## Work instructions
Return every line below in which "user" appears.

[Collection entries]
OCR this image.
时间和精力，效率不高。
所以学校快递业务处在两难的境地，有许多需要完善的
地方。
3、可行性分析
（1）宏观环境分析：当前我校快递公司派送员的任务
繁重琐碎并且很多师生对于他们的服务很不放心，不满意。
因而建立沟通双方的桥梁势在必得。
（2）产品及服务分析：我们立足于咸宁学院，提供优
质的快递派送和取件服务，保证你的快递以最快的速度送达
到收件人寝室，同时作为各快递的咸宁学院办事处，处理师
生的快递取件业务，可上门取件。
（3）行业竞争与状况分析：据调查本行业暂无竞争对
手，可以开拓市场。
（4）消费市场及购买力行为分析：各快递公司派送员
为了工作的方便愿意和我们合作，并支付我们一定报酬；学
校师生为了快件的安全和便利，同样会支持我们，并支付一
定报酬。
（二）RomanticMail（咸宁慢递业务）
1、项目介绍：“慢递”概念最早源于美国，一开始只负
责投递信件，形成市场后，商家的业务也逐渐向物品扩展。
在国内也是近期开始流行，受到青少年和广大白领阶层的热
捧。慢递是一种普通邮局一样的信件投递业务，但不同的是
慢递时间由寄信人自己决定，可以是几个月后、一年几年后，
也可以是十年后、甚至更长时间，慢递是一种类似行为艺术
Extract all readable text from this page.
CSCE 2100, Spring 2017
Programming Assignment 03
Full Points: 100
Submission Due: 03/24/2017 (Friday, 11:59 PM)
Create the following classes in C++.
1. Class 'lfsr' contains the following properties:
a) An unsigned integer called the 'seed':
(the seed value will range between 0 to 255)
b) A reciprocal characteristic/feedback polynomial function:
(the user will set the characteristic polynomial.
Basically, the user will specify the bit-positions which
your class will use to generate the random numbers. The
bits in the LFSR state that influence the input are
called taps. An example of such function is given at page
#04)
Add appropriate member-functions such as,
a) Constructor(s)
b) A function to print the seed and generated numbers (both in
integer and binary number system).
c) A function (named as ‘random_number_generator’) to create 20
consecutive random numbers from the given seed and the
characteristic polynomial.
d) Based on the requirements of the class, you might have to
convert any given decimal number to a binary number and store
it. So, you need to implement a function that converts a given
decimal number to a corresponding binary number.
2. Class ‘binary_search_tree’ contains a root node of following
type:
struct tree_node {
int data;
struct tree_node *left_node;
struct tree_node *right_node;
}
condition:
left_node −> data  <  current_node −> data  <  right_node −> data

## Answer in full
(the user will set the characteristic polynomial.
Basically, the user will specify the bit-positions which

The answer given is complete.